- TEXTO DEL EJERCICIO:

Sydney Sweeney construyó un imperio financiero que pocos actores logran antes de cumplir tres décadas. Según un reporte de Cinemablend de enero de 2026, el patrimonio de la estrella de Euphoria asciende a 40 millones de dólares, una cifra que se cuadruplicó en apenas dos años y que refleja una estrategia de carrera tan calculada como exitosa.
La evolución salarial de Sweeney dentro de la industria es, en sí misma, una historia de éxito.
DE CASSIE HOWARD A ESTRELLA COTIZADA DE HOLLYWOOD
Cuando debutó en la primera temporada de Euphoria, la actriz cobró aproximadamente 25.000 dólares. Para la segunda temporada, esa cifra explotó hasta los 350.000 dólares, un salto que evidencia el impacto brutal que tuvo su interpretación de Cassie Howard en la audiencia global.

Pero fue en el cine donde los números realmente comenzaron a impresionar. La comedia romántica Anyone But You (2023), junto a Glen Powell, le reportó 2 millones de dólares de salario base más 250.000 adicionales por su rol como productora ejecutiva.

- EJERCICIOS:
1 > Según el texto, ¿cuánto cobró Sweeney por la segunda temporada de Euphoria?
2 > Por favor, resume el texto en dos oraciones.
El listado es material aparte y no tiene relación con el texto.

- LISTADO:
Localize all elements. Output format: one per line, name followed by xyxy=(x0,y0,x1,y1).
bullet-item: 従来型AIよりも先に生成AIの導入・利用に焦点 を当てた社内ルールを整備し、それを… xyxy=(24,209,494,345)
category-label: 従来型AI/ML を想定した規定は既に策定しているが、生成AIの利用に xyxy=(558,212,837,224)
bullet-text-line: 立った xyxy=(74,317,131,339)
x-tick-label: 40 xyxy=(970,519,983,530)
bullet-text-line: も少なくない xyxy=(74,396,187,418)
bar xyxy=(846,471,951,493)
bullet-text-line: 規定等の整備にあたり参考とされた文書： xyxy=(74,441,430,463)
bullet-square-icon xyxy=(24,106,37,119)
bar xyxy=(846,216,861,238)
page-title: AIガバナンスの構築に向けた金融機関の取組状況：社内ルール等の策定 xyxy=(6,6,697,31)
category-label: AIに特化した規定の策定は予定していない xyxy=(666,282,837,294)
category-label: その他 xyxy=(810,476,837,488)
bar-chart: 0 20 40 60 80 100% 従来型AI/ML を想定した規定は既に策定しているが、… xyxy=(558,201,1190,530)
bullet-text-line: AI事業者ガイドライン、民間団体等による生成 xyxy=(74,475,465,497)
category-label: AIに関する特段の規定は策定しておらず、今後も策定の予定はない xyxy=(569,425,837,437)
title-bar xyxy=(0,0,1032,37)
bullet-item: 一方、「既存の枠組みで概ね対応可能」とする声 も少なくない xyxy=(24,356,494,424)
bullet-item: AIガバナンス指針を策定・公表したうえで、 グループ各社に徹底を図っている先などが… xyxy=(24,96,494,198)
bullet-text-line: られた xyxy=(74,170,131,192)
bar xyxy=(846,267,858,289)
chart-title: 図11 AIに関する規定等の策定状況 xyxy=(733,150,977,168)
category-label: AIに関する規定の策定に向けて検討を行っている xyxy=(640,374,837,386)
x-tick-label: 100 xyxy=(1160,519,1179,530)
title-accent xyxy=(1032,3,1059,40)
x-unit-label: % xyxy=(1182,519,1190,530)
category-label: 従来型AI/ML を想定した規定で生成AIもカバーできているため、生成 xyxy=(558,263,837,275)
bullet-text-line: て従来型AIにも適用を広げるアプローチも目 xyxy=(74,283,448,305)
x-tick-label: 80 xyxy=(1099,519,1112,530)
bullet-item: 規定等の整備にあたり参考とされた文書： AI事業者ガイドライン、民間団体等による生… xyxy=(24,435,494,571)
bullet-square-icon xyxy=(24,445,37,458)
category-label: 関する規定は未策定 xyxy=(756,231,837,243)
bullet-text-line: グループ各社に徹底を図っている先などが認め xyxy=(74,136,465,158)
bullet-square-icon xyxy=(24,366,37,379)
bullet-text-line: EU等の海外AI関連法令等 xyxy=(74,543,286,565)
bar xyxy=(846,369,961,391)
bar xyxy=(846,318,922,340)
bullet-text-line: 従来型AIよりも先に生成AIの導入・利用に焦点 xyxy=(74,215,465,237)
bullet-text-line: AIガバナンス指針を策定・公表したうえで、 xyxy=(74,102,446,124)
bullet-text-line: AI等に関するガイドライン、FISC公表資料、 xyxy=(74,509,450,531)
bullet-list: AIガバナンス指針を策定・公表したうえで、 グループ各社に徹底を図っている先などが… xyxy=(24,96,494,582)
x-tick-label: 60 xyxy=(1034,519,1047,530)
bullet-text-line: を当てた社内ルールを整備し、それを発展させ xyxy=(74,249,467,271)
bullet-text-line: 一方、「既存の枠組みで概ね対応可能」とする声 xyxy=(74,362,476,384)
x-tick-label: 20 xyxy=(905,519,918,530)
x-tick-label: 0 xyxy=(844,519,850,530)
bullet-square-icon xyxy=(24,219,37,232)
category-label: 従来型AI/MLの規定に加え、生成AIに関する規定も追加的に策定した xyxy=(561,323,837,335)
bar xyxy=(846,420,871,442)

- RESPUESTAS ESCRITAS:
1 > 350.000 dólares.

2 > Según un reporte de Cinemablend de enero de 2026, el patrimonio de Sydney Sweeney asciende a 40 millones de dólares, una cifra que se cuadruplicó en apenas dos años. Su salario pasó de unos 25.000 dólares en la primera temporada de Euphoria a 350.000 en la segunda, y por Anyone But You recibió 2 millones de dólares de salario base más 250.000 como productora ejecutiva.